- [Required work]:
Print verbatim every line below, from the line containing "list UI elements" down to the line containing "marker bbox=[430, 509, 446, 526]", with both of these lines included.

- [Listed entries]:
§ §

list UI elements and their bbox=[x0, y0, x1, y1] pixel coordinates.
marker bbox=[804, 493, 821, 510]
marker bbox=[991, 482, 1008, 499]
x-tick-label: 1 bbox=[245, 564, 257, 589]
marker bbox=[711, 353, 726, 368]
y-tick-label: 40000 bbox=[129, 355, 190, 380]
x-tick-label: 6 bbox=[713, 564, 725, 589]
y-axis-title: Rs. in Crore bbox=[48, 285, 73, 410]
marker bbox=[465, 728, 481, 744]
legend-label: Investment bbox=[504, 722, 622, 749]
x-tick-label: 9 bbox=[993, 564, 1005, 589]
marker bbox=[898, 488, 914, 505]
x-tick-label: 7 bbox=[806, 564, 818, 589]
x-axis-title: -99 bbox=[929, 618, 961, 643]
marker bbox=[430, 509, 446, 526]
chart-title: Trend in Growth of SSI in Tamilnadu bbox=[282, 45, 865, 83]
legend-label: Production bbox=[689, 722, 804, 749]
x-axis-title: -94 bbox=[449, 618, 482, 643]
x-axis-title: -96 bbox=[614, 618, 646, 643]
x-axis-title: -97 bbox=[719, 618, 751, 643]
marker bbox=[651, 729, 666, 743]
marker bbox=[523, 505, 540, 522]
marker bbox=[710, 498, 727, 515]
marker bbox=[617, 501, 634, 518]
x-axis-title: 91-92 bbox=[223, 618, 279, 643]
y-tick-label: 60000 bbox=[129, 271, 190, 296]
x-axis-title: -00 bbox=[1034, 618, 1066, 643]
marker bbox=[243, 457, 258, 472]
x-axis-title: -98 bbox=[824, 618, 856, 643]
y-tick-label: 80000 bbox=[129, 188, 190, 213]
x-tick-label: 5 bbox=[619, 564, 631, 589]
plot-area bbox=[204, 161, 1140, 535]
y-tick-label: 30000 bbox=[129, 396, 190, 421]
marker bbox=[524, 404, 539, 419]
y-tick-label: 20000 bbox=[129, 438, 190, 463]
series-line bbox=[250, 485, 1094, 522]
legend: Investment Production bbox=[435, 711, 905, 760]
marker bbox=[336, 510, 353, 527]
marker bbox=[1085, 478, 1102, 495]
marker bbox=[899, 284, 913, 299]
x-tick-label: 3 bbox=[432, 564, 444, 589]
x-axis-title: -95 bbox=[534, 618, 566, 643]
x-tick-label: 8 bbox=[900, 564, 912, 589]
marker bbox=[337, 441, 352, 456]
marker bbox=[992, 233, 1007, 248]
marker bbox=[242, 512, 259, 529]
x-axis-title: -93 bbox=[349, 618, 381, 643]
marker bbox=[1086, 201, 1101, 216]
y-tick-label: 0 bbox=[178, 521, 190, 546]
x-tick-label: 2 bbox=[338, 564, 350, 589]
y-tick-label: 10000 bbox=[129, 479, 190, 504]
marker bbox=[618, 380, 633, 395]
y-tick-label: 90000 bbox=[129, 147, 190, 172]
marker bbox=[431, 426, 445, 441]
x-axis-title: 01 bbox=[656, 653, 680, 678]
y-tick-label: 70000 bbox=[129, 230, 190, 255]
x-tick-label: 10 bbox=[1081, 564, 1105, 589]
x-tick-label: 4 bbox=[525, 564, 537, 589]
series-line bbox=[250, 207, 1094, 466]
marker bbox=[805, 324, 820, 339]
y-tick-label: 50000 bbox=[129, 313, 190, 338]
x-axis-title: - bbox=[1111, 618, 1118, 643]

§ §

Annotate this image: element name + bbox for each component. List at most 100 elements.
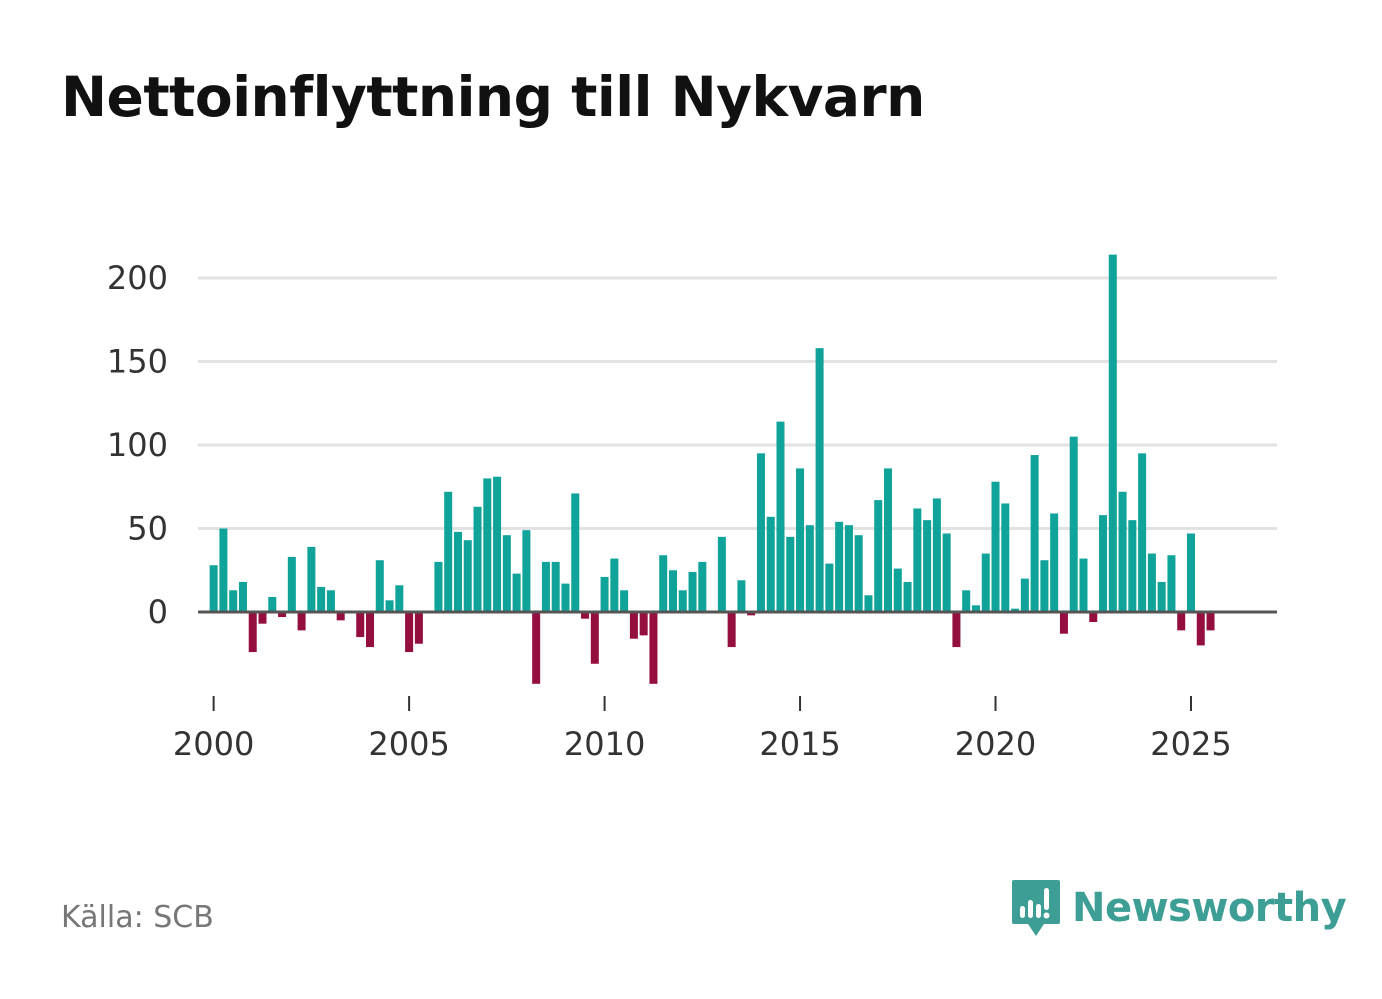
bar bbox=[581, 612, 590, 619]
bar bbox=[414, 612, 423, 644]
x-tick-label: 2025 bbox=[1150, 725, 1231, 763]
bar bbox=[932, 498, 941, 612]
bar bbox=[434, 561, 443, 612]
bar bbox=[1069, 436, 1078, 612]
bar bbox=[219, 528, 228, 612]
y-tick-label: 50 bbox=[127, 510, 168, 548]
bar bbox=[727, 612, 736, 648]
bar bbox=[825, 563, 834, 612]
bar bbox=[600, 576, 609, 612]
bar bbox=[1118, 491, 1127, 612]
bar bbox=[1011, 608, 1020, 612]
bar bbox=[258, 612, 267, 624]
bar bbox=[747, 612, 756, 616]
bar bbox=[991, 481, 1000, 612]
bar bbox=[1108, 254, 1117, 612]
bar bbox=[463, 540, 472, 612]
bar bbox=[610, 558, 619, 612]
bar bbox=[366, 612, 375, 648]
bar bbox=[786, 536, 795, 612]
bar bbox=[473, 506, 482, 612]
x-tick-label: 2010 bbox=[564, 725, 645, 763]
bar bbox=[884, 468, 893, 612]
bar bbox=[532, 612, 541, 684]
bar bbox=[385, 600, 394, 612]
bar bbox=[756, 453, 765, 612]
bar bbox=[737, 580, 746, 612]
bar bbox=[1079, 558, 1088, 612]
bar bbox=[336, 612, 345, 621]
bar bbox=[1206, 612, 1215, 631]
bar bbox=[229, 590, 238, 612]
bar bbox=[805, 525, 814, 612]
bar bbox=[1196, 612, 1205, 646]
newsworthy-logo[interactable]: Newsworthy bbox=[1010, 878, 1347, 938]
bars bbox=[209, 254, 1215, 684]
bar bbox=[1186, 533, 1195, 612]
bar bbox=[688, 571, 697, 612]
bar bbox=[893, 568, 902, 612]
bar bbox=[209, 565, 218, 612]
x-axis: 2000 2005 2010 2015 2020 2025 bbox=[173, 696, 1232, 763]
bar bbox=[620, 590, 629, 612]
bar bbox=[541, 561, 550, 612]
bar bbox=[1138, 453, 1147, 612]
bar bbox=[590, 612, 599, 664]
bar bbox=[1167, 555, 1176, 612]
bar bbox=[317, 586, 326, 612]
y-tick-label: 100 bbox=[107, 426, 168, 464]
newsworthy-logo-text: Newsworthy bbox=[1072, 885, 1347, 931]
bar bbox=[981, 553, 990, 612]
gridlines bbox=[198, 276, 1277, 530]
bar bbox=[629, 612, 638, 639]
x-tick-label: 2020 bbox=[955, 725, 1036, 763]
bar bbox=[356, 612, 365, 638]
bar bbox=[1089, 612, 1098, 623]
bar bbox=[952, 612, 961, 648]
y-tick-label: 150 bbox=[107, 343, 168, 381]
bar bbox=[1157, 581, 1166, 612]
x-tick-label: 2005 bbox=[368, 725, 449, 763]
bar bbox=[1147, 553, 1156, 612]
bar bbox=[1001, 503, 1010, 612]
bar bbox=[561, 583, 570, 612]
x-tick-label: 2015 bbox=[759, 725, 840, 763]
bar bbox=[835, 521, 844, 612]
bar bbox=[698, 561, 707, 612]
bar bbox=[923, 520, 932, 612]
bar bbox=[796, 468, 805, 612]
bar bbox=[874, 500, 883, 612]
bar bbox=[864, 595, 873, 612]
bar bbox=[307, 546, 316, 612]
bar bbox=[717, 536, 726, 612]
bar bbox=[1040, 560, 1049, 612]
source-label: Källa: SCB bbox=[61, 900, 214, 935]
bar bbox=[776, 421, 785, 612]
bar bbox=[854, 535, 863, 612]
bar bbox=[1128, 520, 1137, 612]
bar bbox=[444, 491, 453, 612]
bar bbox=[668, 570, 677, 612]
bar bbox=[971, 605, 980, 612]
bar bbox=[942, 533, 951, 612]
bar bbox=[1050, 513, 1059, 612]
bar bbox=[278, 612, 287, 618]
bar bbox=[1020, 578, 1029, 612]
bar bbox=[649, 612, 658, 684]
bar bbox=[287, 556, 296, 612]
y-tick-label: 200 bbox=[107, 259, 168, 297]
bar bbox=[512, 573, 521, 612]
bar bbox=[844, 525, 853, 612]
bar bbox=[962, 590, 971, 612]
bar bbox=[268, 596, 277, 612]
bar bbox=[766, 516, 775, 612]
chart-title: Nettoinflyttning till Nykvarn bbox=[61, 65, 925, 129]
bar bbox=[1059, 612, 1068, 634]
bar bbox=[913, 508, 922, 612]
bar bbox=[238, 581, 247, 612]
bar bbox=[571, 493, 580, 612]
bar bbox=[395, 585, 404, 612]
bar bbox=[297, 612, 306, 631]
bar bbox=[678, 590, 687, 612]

§ §

- [Solution to this problem]:
list UI elements and their bbox=[x0, y0, x1, y1] pixel coordinates.
marker bbox=[804, 493, 821, 510]
marker bbox=[991, 482, 1008, 499]
x-tick-label: 1 bbox=[245, 564, 257, 589]
marker bbox=[711, 353, 726, 368]
y-tick-label: 40000 bbox=[129, 355, 190, 380]
x-tick-label: 6 bbox=[713, 564, 725, 589]
y-axis-title: Rs. in Crore bbox=[48, 285, 73, 410]
marker bbox=[465, 728, 481, 744]
legend-label: Investment bbox=[504, 722, 622, 749]
x-tick-label: 9 bbox=[993, 564, 1005, 589]
marker bbox=[898, 488, 914, 505]
x-tick-label: 7 bbox=[806, 564, 818, 589]
x-axis-title: -99 bbox=[929, 618, 961, 643]
marker bbox=[430, 509, 446, 526]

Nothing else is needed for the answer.